YOUR GOAL — Look through the material and copy each line holding "name".

SUPPLIED MATERIAL —
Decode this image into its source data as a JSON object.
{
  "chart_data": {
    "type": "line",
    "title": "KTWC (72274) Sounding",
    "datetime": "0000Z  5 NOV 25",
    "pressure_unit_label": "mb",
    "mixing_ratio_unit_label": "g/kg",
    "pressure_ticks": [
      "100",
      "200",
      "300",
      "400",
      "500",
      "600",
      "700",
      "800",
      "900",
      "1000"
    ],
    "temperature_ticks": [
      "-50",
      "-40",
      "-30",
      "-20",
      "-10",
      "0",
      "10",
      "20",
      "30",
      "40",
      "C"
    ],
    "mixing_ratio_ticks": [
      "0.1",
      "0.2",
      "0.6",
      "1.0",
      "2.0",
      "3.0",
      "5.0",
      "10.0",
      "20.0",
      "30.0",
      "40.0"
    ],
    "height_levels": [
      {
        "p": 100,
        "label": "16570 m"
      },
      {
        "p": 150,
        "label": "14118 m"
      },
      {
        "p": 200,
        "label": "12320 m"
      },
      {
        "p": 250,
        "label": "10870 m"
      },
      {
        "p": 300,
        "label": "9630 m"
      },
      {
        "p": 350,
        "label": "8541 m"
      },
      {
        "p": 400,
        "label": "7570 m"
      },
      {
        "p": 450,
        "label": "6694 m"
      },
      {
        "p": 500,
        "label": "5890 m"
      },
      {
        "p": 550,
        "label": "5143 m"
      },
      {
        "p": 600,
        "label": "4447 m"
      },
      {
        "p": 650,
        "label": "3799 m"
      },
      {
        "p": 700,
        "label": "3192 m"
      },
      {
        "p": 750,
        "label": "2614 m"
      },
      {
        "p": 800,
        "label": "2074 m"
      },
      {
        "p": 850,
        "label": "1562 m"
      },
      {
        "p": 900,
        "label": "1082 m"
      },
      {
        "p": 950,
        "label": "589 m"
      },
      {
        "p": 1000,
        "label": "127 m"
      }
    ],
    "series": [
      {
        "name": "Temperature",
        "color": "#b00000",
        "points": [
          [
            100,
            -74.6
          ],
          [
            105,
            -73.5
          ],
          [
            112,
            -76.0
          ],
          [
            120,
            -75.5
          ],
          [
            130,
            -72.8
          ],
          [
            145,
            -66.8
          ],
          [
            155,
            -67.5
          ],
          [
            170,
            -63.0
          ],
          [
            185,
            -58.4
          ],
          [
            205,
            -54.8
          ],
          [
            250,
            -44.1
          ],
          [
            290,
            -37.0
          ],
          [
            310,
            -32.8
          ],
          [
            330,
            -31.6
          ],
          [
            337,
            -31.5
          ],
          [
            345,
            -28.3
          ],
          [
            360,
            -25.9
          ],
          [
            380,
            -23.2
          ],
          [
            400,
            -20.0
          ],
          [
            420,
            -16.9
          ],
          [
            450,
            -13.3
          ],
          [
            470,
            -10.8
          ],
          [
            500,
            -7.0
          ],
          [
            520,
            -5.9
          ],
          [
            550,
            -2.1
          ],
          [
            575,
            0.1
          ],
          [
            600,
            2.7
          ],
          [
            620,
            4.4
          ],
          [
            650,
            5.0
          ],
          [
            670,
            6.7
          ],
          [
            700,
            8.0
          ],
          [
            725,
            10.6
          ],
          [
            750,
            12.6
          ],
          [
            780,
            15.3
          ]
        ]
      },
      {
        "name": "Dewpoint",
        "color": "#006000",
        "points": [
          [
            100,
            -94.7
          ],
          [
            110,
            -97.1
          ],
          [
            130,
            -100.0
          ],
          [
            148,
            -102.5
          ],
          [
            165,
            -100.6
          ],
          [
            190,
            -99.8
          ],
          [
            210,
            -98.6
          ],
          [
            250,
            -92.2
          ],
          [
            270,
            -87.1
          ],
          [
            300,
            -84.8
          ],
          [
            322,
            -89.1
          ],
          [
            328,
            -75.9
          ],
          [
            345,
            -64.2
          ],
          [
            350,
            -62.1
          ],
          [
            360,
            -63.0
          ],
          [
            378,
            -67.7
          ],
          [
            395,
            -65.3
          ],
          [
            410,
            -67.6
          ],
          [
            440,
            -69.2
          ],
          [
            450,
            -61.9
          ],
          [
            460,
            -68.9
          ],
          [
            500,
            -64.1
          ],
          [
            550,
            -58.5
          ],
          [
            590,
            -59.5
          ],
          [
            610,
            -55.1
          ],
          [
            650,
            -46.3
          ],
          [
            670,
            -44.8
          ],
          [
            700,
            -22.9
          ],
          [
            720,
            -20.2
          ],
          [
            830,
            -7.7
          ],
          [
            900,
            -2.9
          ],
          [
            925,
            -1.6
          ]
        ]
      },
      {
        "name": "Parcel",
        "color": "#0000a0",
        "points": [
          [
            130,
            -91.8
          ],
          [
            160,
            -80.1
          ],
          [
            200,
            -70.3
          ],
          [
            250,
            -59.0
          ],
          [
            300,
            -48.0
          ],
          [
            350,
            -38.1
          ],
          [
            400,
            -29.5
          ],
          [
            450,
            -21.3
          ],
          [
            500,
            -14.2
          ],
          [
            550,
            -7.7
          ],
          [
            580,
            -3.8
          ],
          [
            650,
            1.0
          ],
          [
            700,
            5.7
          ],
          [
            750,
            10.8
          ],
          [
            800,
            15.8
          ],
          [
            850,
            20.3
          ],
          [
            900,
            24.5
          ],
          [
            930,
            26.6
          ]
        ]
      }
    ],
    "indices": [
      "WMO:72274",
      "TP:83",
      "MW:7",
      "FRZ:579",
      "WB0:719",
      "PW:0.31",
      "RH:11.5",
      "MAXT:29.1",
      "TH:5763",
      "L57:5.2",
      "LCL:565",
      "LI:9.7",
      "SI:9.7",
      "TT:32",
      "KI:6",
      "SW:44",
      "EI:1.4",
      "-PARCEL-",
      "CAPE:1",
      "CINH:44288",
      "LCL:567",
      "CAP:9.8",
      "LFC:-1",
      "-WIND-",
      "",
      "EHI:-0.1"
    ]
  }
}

RESULT FOR THIS TASK —
        "name": "Temperature",
        "name": "Dewpoint",
        "name": "Parcel",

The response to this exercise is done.